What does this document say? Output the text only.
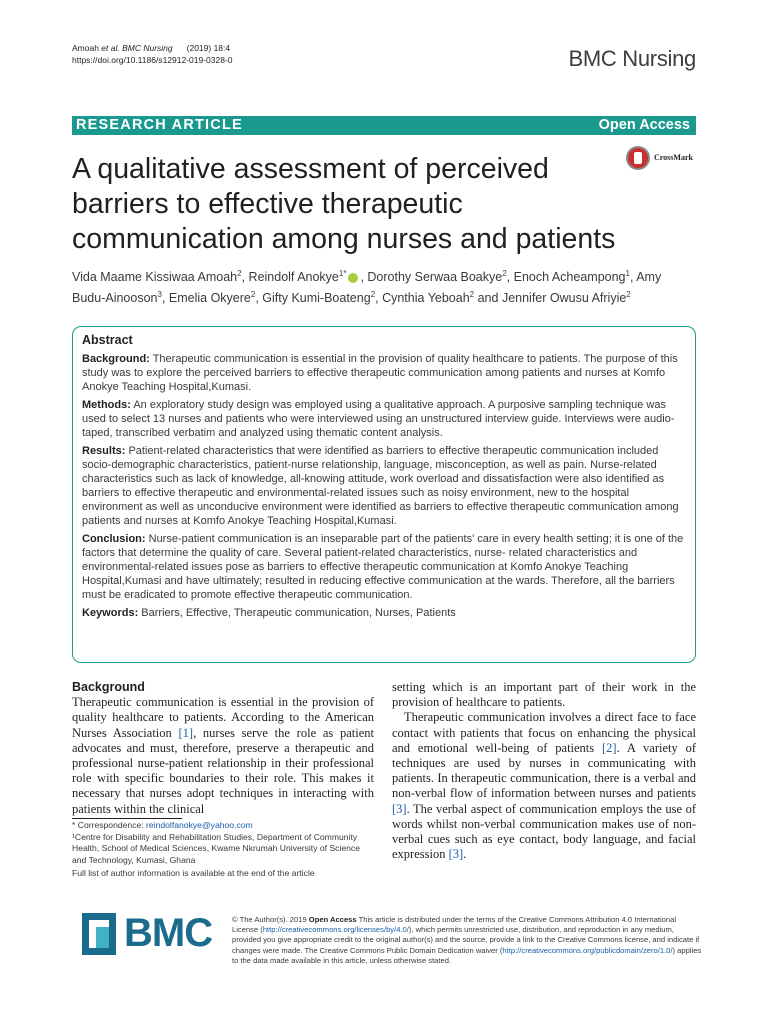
Amoah et al. BMC Nursing (2019) 18:4
https://doi.org/10.1186/s12912-019-0328-0	BMC Nursing
RESEARCH ARTICLE	Open Access
CrossMark
A qualitative assessment of perceived barriers to effective therapeutic communication among nurses and patients
Vida Maame Kissiwaa Amoah$^2$, Reindolf Anokye$^{1*}$ , Dorothy Serwaa Boakye$^2$, Enoch Acheampong$^1$, Amy Budu-Ainooson$^3$, Emelia Okyere$^2$, Gifty Kumi-Boateng$^2$, Cynthia Yeboah$^2$ and Jennifer Owusu Afriyie$^2$
Abstract

Background: Therapeutic communication is essential in the provision of quality healthcare to patients. The purpose of this study was to explore the perceived barriers to effective therapeutic communication among patients and nurses at Komfo Anokye Teaching Hospital,Kumasi.

Methods: An exploratory study design was employed using a qualitative approach. A purposive sampling technique was used to select 13 nurses and patients who were interviewed using an unstructured interview guide. Interviews were audio-taped, transcribed verbatim and analyzed using thematic content analysis.

Results: Patient-related characteristics that were identified as barriers to effective therapeutic communication included socio-demographic characteristics, patient-nurse relationship, language, misconception, as well as pain. Nurse-related characteristics such as lack of knowledge, all-knowing attitude, work overload and dissatisfaction were also identified as barriers to effective therapeutic and environmental-related issues such as noisy environment, new to the hospital environment as well as unconducive environment were identified as barriers to effective therapeutic communication among patients and nurses at Komfo Anokye Teaching Hospital,Kumasi.

Conclusion: Nurse-patient communication is an inseparable part of the patients' care in every health setting; it is one of the factors that determine the quality of care. Several patient-related characteristics, nurse- related characteristics and environmental-related issues pose as barriers to effective therapeutic communication at Komfo Anokye Teaching Hospital,Kumasi and have ultimately; resulted in reducing effective communication at the wards. Therefore, all the barriers must be eradicated to promote effective therapeutic communication.

Keywords: Barriers, Effective, Therapeutic communication, Nurses, Patients

Background

Therapeutic communication is essential in the provision of quality healthcare to patients. According to the American Nurses Association [1], nurses serve the role as patient advocates and must, therefore, preserve a therapeutic and professional nurse-patient relationship in their professional role with specific boundaries to their role. This makes it necessary that nurses adopt techniques in interacting with patients within the clinical

* Correspondence: reindolfanokye@yahoo.com

¹Centre for Disability and Rehabilitation Studies, Department of Community Health, School of Medical Sciences, Kwame Nkrumah University of Science and Technology, Kumasi, Ghana

Full list of author information is available at the end of the article

setting which is an important part of their work in the provision of healthcare to patients.

Therapeutic communication involves a direct face to face contact with patients that focus on enhancing the physical and emotional well-being of patients [2]. A variety of techniques are used by nurses in communicating with patients. In therapeutic communication, there is a verbal and non-verbal flow of information between nurses and patients [3]. The verbal aspect of communication employs the use of words whilst non-verbal communication makes use of non-verbal cues such as eye contact, body language, and facial expression [3].

BMC	© The Author(s). 2019 Open Access This article is distributed under the terms of the Creative Commons Attribution 4.0 International License (http://creativecommons.org/licenses/by/4.0/), which permits unrestricted use, distribution, and reproduction in any medium, provided you give appropriate credit to the original author(s) and the source, provide a link to the Creative Commons license, and indicate if changes were made. The Creative Commons Public Domain Dedication waiver (http://creativecommons.org/publicdomain/zero/1.0/) applies to the data made available in this article, unless otherwise stated.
☆ ☆ ☆ ☆ ☆
## TASK GOAL
Print every line of the data exactly. Pictures do not belong in the copy.

## RESPONSE
What does this document say? Output the text only.
Amoah et al. BMC Nursing (2019) 18:4
https://doi.org/10.1186/s12912-019-0328-0	BMC Nursing
RESEARCH ARTICLE	Open Access
CrossMark
A qualitative assessment of perceived barriers to effective therapeutic communication among nurses and patients
Vida Maame Kissiwaa Amoah$^2$, Reindolf Anokye$^{1*}$ , Dorothy Serwaa Boakye$^2$, Enoch Acheampong$^1$, Amy Budu-Ainooson$^3$, Emelia Okyere$^2$, Gifty Kumi-Boateng$^2$, Cynthia Yeboah$^2$ and Jennifer Owusu Afriyie$^2$
Abstract

Background: Therapeutic communication is essential in the provision of quality healthcare to patients. The purpose of this study was to explore the perceived barriers to effective therapeutic communication among patients and nurses at Komfo Anokye Teaching Hospital,Kumasi.

Methods: An exploratory study design was employed using a qualitative approach. A purposive sampling technique was used to select 13 nurses and patients who were interviewed using an unstructured interview guide. Interviews were audio-taped, transcribed verbatim and analyzed using thematic content analysis.

Results: Patient-related characteristics that were identified as barriers to effective therapeutic communication included socio-demographic characteristics, patient-nurse relationship, language, misconception, as well as pain. Nurse-related characteristics such as lack of knowledge, all-knowing attitude, work overload and dissatisfaction were also identified as barriers to effective therapeutic and environmental-related issues such as noisy environment, new to the hospital environment as well as unconducive environment were identified as barriers to effective therapeutic communication among patients and nurses at Komfo Anokye Teaching Hospital,Kumasi.

Conclusion: Nurse-patient communication is an inseparable part of the patients' care in every health setting; it is one of the factors that determine the quality of care. Several patient-related characteristics, nurse- related characteristics and environmental-related issues pose as barriers to effective therapeutic communication at Komfo Anokye Teaching Hospital,Kumasi and have ultimately; resulted in reducing effective communication at the wards. Therefore, all the barriers must be eradicated to promote effective therapeutic communication.

Keywords: Barriers, Effective, Therapeutic communication, Nurses, Patients

Background

Therapeutic communication is essential in the provision of quality healthcare to patients. According to the American Nurses Association [1], nurses serve the role as patient advocates and must, therefore, preserve a therapeutic and professional nurse-patient relationship in their professional role with specific boundaries to their role. This makes it necessary that nurses adopt techniques in interacting with patients within the clinical

* Correspondence: reindolfanokye@yahoo.com

¹Centre for Disability and Rehabilitation Studies, Department of Community Health, School of Medical Sciences, Kwame Nkrumah University of Science and Technology, Kumasi, Ghana

Full list of author information is available at the end of the article

setting which is an important part of their work in the provision of healthcare to patients.

Therapeutic communication involves a direct face to face contact with patients that focus on enhancing the physical and emotional well-being of patients [2]. A variety of techniques are used by nurses in communicating with patients. In therapeutic communication, there is a verbal and non-verbal flow of information between nurses and patients [3]. The verbal aspect of communication employs the use of words whilst non-verbal communication makes use of non-verbal cues such as eye contact, body language, and facial expression [3].

BMC	© The Author(s). 2019 Open Access This article is distributed under the terms of the Creative Commons Attribution 4.0 International License (http://creativecommons.org/licenses/by/4.0/), which permits unrestricted use, distribution, and reproduction in any medium, provided you give appropriate credit to the original author(s) and the source, provide a link to the Creative Commons license, and indicate if changes were made. The Creative Commons Public Domain Dedication waiver (http://creativecommons.org/publicdomain/zero/1.0/) applies to the data made available in this article, unless otherwise stated.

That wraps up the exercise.